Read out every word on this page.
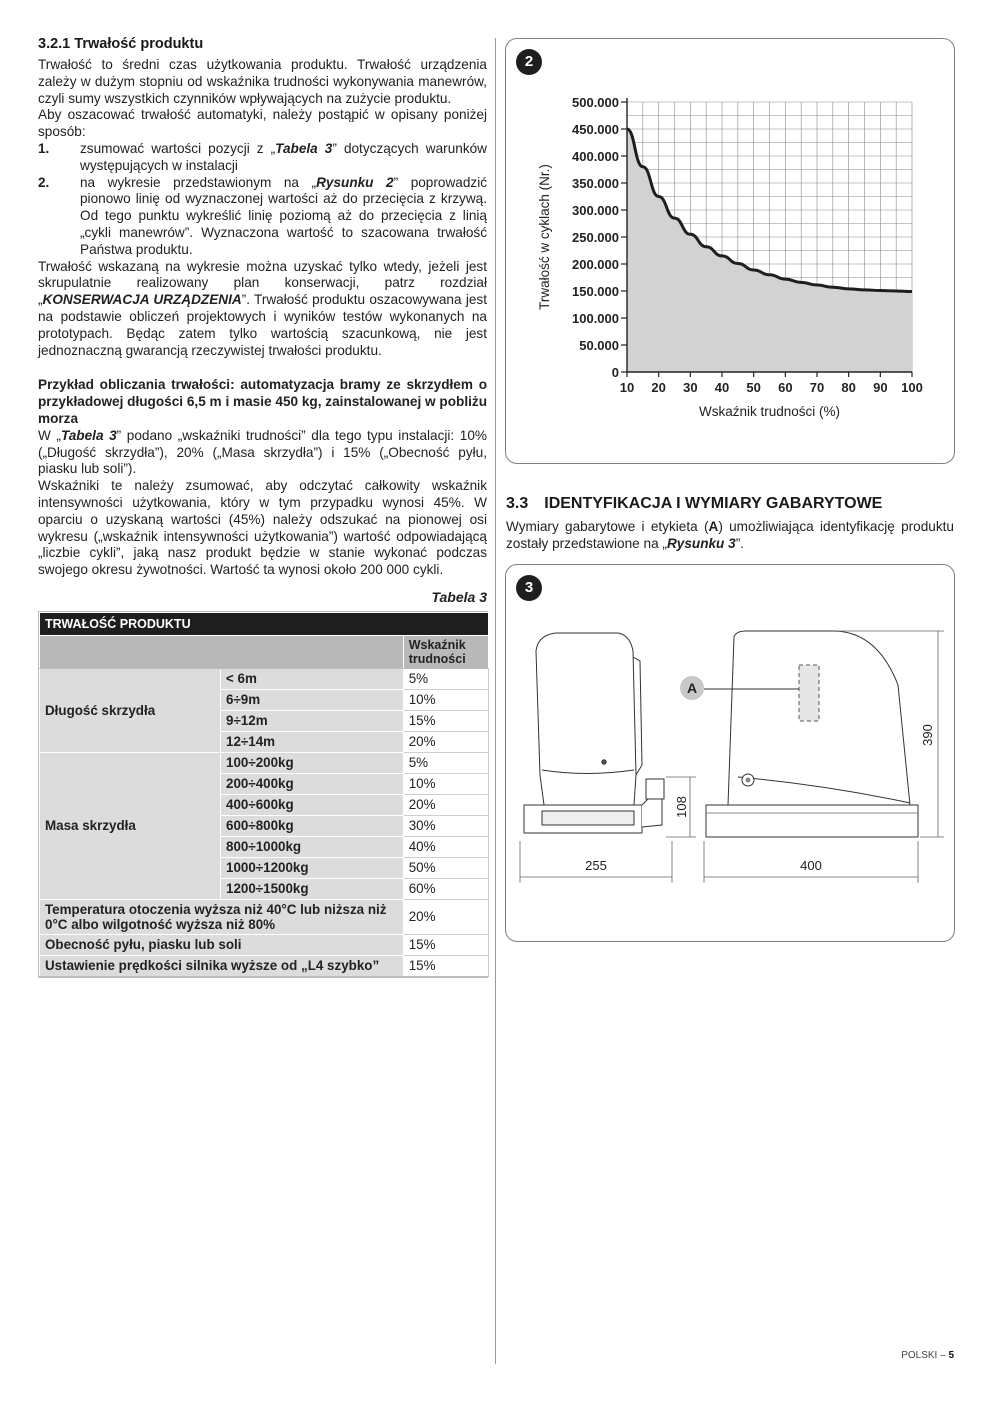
3.2.1 Trwałość produktu

Trwałość to średni czas użytkowania produktu. Trwałość urządzenia zależy w dużym stopniu od wskaźnika trudności wykonywania manewrów, czyli sumy wszystkich czynników wpływających na zużycie produktu.

Aby oszacować trwałość automatyki, należy postąpić w opisany poniżej sposób:

1. zsumować wartości pozycji z „Tabela 3” dotyczących warunków występujących w instalacji
2. na wykresie przedstawionym na „Rysunku 2” poprowadzić pionowo linię od wyznaczonej wartości aż do przecięcia z krzywą. Od tego punktu wykreślić linię poziomą aż do przecięcia z linią „cykli manewrów”. Wyznaczona wartość to szacowana trwałość Państwa produktu.

Trwałość wskazaną na wykresie można uzyskać tylko wtedy, jeżeli jest skrupulatnie realizowany plan konserwacji, patrz rozdział „KONSERWACJA URZĄDZENIA”. Trwałość produktu oszacowywana jest na podstawie obliczeń projektowych i wyników testów wykonanych na prototypach. Będąc zatem tylko wartością szacunkową, nie jest jednoznaczną gwarancją rzeczywistej trwałości produktu.

Przykład obliczania trwałości: automatyzacja bramy ze skrzydłem o przykładowej długości 6,5 m i masie 450 kg, zainstalowanej w pobliżu morza

W „Tabela 3” podano „wskaźniki trudności” dla tego typu instalacji: 10% („Długość skrzydła”), 20% („Masa skrzydła”) i 15% („Obecność pyłu, piasku lub soli”).

Wskaźniki te należy zsumować, aby odczytać całkowity wskaźnik intensywności użytkowania, który w tym przypadku wynosi 45%. W oparciu o uzyskaną wartości (45%) należy odszukać na pionowej osi wykresu („wskaźnik intensywności użytkowania”) wartość odpowiadającą „liczbie cykli”, jaką nasz produkt będzie w stanie wykonać podczas swojego okresu żywotności. Wartość ta wynosi około 200 000 cykli.

Tabela 3
TRWAŁOŚĆ PRODUKTU		
		Wskaźnik trudności
Długość skrzydła	< 6m	5%
	6÷9m	10%
	9÷12m	15%
	12÷14m	20%
Masa skrzydła	100÷200kg	5%
	200÷400kg	10%
	400÷600kg	20%
	600÷800kg	30%
	800÷1000kg	40%
	1000÷1200kg	50%
	1200÷1500kg	60%
Temperatura otoczenia wyższa niż 40°C lub niższa niż 0°C albo wilgotność wyższa niż 80%		20%
Obecność pyłu, piasku lub soli		15%
Ustawienie prędkości silnika wyższe od „L4 szybko”		15%
2
0
50.000
100.000
150.000
200.000
250.000
300.000
350.000
400.000
450.000
500.000
10 20 30 40 50 60 70 80 90 100
Wskaźnik trudności (%)
Trwałość w cyklach (Nr.)
3.3 IDENTYFIKACJA I WYMIARY GABARYTOWE

Wymiary gabarytowe i etykieta (A) umożliwiająca identyfikację produktu zostały przedstawione na „Rysunku 3”.

3
A
255	400
108
390
POLSKI – 5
──────────────────────────────
*JOB*
Repeat the material above in full and exactly, apart from the pictures.

*SOLUTION TO THIS EXERCISE*
Read out every word on this page.
3.2.1 Trwałość produktu

Trwałość to średni czas użytkowania produktu. Trwałość urządzenia zależy w dużym stopniu od wskaźnika trudności wykonywania manewrów, czyli sumy wszystkich czynników wpływających na zużycie produktu.

Aby oszacować trwałość automatyki, należy postąpić w opisany poniżej sposób:

1. zsumować wartości pozycji z „Tabela 3” dotyczących warunków występujących w instalacji
2. na wykresie przedstawionym na „Rysunku 2” poprowadzić pionowo linię od wyznaczonej wartości aż do przecięcia z krzywą. Od tego punktu wykreślić linię poziomą aż do przecięcia z linią „cykli manewrów”. Wyznaczona wartość to szacowana trwałość Państwa produktu.

Trwałość wskazaną na wykresie można uzyskać tylko wtedy, jeżeli jest skrupulatnie realizowany plan konserwacji, patrz rozdział „KONSERWACJA URZĄDZENIA”. Trwałość produktu oszacowywana jest na podstawie obliczeń projektowych i wyników testów wykonanych na prototypach. Będąc zatem tylko wartością szacunkową, nie jest jednoznaczną gwarancją rzeczywistej trwałości produktu.

Przykład obliczania trwałości: automatyzacja bramy ze skrzydłem o przykładowej długości 6,5 m i masie 450 kg, zainstalowanej w pobliżu morza

W „Tabela 3” podano „wskaźniki trudności” dla tego typu instalacji: 10% („Długość skrzydła”), 20% („Masa skrzydła”) i 15% („Obecność pyłu, piasku lub soli”).

Wskaźniki te należy zsumować, aby odczytać całkowity wskaźnik intensywności użytkowania, który w tym przypadku wynosi 45%. W oparciu o uzyskaną wartości (45%) należy odszukać na pionowej osi wykresu („wskaźnik intensywności użytkowania”) wartość odpowiadającą „liczbie cykli”, jaką nasz produkt będzie w stanie wykonać podczas swojego okresu żywotności. Wartość ta wynosi około 200 000 cykli.

Tabela 3
TRWAŁOŚĆ PRODUKTU		
		Wskaźnik trudności
Długość skrzydła	< 6m	5%
	6÷9m	10%
	9÷12m	15%
	12÷14m	20%
Masa skrzydła	100÷200kg	5%
	200÷400kg	10%
	400÷600kg	20%
	600÷800kg	30%
	800÷1000kg	40%
	1000÷1200kg	50%
	1200÷1500kg	60%
Temperatura otoczenia wyższa niż 40°C lub niższa niż 0°C albo wilgotność wyższa niż 80%		20%
Obecność pyłu, piasku lub soli		15%
Ustawienie prędkości silnika wyższe od „L4 szybko”		15%
2
0
50.000
100.000
150.000
200.000
250.000
300.000
350.000
400.000
450.000
500.000
10 20 30 40 50 60 70 80 90 100
Wskaźnik trudności (%)
Trwałość w cyklach (Nr.)
3.3 IDENTYFIKACJA I WYMIARY GABARYTOWE

Wymiary gabarytowe i etykieta (A) umożliwiająca identyfikację produktu zostały przedstawione na „Rysunku 3”.

3
A
255	400
108
390
POLSKI – 5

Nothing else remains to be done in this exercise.